(Figure record extracts)
+++

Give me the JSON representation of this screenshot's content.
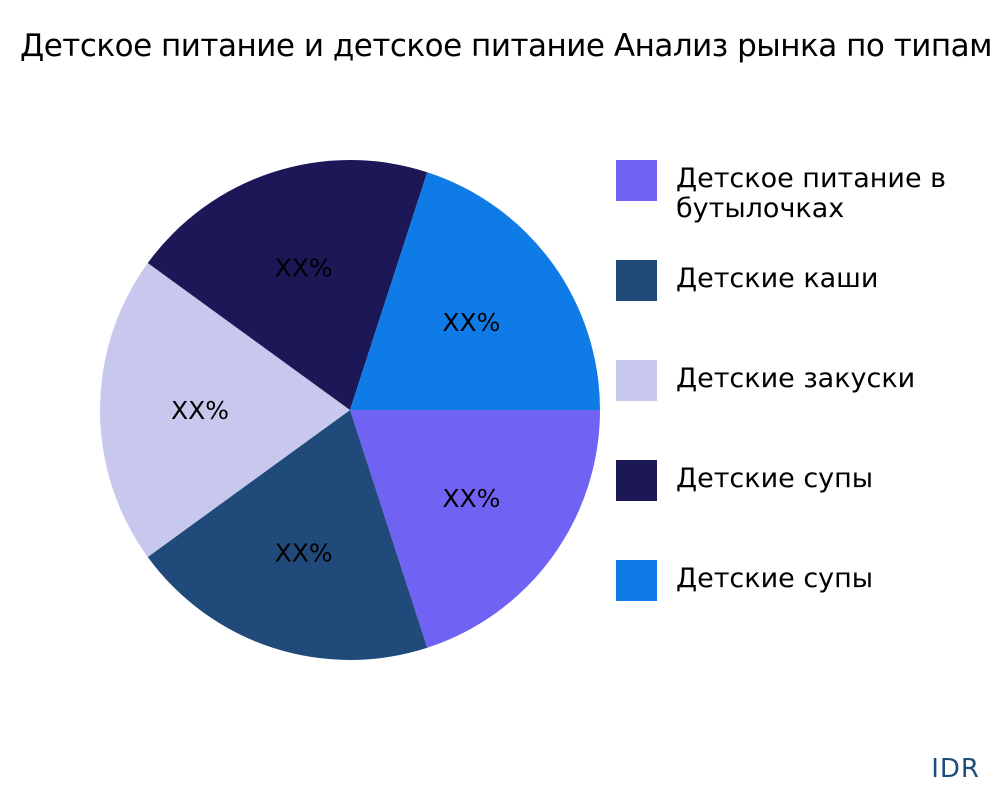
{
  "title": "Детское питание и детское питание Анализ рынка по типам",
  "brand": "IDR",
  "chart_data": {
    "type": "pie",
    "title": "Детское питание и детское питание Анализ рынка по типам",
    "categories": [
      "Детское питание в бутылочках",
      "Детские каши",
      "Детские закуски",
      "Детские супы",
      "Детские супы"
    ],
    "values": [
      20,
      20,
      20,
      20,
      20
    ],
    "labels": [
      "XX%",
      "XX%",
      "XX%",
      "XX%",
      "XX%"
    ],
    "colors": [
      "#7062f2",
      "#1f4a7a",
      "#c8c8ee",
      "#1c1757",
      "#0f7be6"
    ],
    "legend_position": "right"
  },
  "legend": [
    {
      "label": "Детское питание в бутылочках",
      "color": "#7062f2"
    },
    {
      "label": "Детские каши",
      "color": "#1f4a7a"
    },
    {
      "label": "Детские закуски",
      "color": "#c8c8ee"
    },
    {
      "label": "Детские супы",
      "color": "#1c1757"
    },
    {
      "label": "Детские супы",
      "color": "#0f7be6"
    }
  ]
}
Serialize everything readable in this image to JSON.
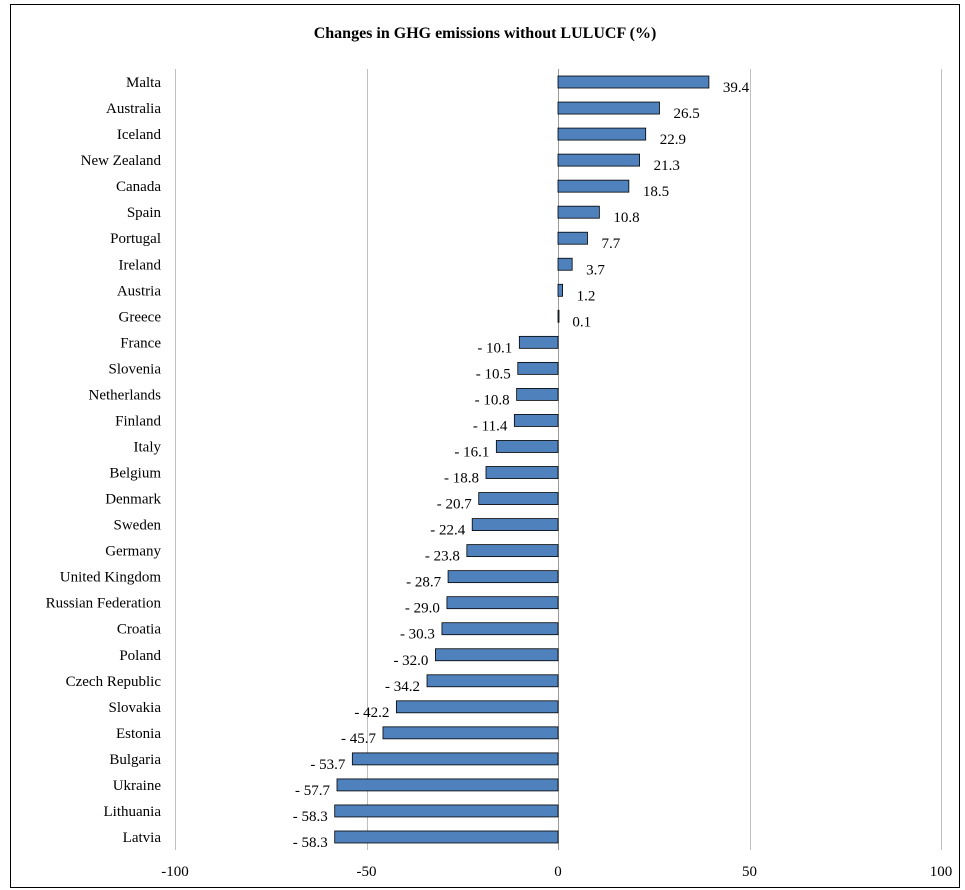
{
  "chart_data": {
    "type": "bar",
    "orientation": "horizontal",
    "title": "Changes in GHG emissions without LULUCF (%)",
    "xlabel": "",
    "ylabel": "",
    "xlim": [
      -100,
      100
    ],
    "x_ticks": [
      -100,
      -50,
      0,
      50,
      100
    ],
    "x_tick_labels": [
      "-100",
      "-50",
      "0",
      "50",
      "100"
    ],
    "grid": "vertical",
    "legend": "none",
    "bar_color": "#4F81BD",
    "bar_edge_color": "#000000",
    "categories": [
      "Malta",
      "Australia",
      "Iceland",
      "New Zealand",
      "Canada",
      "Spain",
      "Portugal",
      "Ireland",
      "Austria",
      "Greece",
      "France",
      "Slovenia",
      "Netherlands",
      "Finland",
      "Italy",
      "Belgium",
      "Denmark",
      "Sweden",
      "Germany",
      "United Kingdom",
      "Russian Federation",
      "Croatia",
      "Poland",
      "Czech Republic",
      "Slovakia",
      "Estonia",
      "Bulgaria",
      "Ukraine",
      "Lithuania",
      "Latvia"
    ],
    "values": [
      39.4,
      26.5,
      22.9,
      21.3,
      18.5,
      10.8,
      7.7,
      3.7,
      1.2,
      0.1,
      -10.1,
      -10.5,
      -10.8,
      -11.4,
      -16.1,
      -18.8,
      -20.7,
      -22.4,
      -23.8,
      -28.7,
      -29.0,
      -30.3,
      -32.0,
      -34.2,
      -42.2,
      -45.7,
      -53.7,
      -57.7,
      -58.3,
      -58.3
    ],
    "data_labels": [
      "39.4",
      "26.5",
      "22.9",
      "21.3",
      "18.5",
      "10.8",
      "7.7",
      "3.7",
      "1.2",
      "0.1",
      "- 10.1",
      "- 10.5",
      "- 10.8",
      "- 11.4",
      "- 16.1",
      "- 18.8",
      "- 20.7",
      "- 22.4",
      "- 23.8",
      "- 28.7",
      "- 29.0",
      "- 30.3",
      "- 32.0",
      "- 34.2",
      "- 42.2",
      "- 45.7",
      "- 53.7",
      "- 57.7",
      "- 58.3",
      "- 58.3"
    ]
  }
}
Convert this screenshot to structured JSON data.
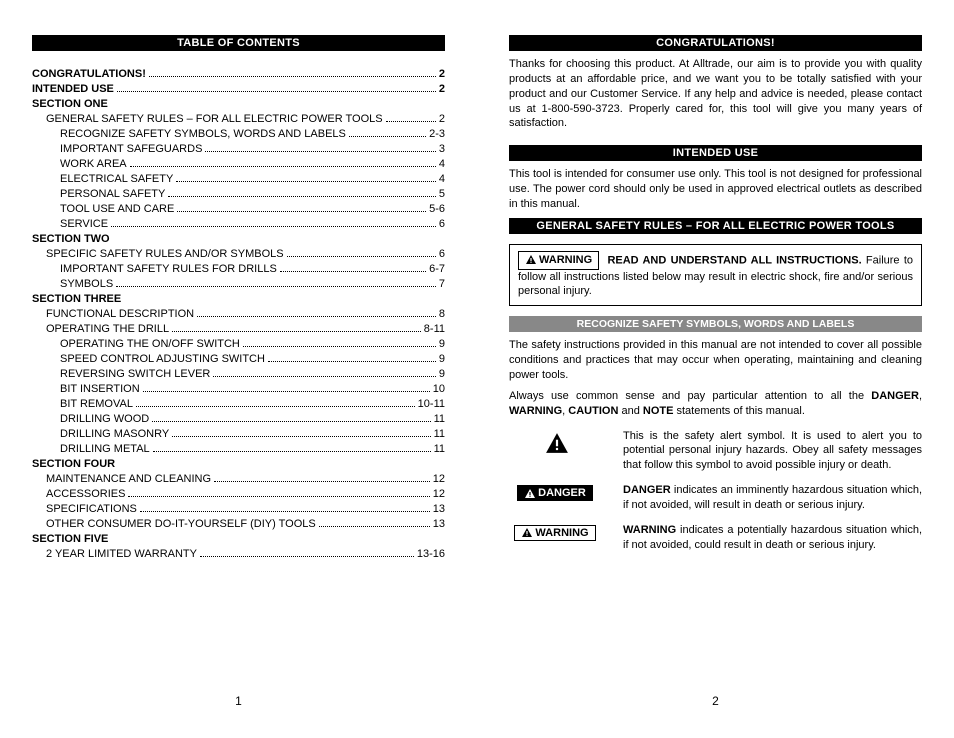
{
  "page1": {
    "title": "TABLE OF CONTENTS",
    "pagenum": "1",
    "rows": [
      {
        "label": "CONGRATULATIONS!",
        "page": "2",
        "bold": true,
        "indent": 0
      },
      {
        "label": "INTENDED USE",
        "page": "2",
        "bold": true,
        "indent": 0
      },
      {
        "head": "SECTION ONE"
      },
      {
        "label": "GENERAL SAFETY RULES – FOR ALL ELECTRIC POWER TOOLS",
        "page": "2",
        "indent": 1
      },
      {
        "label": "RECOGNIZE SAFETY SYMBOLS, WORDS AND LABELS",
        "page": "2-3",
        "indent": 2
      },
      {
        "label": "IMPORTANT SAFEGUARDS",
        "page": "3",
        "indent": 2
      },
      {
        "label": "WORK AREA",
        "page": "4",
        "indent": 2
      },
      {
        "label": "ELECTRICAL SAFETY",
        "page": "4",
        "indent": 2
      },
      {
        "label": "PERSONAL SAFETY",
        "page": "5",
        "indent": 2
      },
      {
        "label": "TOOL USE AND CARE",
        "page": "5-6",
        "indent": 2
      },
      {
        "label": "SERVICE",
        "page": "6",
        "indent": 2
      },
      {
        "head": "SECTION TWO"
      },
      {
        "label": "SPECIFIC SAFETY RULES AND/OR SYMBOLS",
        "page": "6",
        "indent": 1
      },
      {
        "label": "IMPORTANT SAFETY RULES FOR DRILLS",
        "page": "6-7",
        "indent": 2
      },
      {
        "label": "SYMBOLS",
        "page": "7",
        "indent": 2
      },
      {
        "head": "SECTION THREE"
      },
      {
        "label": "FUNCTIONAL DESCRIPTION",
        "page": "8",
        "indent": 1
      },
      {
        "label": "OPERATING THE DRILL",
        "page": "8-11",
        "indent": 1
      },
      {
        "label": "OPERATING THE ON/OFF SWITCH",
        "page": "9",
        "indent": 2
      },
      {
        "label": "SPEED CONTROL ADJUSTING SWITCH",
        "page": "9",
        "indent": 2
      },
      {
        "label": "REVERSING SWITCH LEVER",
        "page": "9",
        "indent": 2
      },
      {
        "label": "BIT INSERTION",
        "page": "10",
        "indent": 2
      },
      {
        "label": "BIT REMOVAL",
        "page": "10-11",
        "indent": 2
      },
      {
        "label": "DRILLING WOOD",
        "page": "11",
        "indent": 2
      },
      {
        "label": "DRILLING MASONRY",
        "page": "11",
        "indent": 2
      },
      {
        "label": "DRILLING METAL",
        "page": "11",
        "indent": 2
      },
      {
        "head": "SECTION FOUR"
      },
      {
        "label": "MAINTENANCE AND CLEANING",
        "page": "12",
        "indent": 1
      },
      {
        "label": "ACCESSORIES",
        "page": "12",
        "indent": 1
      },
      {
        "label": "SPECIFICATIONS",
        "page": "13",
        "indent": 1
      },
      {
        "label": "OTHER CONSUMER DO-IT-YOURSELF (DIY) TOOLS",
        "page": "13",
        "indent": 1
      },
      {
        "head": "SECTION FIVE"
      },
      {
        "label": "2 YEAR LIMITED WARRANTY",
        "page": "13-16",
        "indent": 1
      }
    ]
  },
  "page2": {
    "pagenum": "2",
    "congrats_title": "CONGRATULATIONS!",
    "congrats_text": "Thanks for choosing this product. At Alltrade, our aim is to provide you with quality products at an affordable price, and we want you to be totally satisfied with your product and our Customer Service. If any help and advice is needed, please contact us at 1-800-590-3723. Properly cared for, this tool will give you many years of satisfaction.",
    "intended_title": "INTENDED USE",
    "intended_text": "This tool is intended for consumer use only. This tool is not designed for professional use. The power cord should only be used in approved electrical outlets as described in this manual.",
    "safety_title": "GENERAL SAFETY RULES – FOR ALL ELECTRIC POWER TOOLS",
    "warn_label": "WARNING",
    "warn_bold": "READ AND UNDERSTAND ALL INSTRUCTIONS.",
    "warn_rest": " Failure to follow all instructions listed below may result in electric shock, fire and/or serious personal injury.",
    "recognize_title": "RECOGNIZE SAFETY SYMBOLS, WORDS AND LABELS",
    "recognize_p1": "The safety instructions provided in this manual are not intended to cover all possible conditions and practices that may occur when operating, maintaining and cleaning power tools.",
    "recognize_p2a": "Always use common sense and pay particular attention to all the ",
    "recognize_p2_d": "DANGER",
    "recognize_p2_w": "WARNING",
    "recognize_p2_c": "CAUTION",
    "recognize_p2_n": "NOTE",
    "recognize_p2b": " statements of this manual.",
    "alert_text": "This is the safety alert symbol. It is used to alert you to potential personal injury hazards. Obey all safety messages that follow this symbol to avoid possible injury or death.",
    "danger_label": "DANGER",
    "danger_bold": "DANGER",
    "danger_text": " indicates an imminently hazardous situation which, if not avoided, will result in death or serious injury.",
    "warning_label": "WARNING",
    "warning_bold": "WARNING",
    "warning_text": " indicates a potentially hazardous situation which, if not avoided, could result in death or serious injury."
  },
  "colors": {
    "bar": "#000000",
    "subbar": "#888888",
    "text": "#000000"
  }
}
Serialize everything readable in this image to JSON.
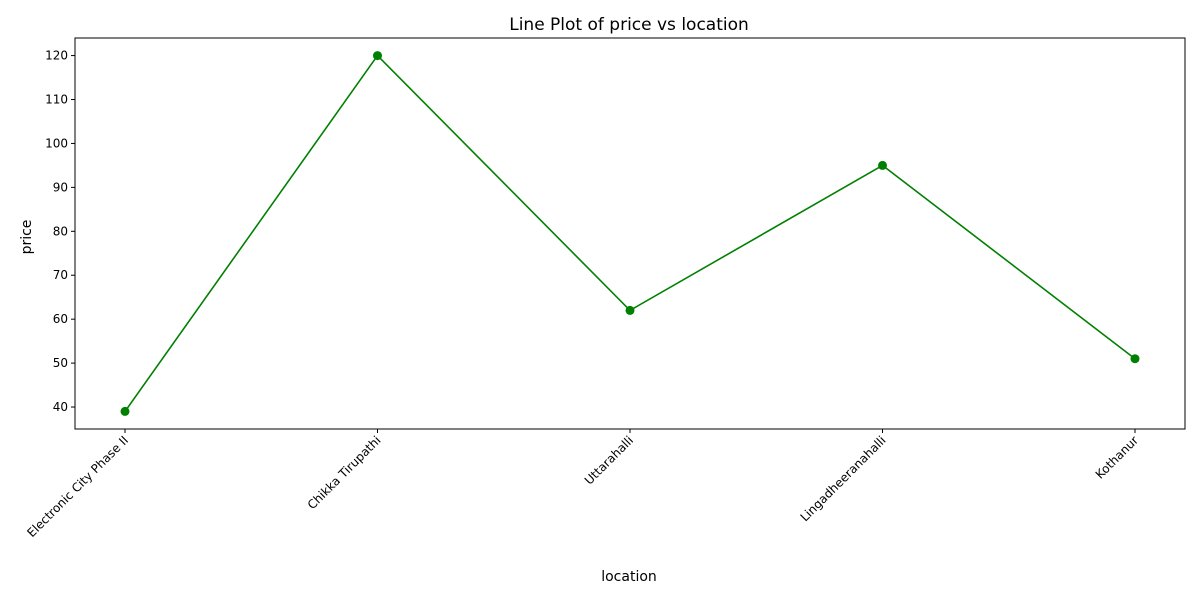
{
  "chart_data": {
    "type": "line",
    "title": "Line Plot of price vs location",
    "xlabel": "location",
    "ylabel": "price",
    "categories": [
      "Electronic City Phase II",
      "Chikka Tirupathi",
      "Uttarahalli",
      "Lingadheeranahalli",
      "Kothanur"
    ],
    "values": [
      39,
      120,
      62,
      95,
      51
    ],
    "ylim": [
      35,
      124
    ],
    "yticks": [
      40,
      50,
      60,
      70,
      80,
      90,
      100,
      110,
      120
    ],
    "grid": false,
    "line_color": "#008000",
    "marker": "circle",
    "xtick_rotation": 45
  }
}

+++

What to do - Look through the lines above and collect those with the word "рынка".

Response to the exercise -
  "title": "Детское питание и детское питание Анализ рынка по типам",
    "title": "Детское питание и детское питание Анализ рынка по типам",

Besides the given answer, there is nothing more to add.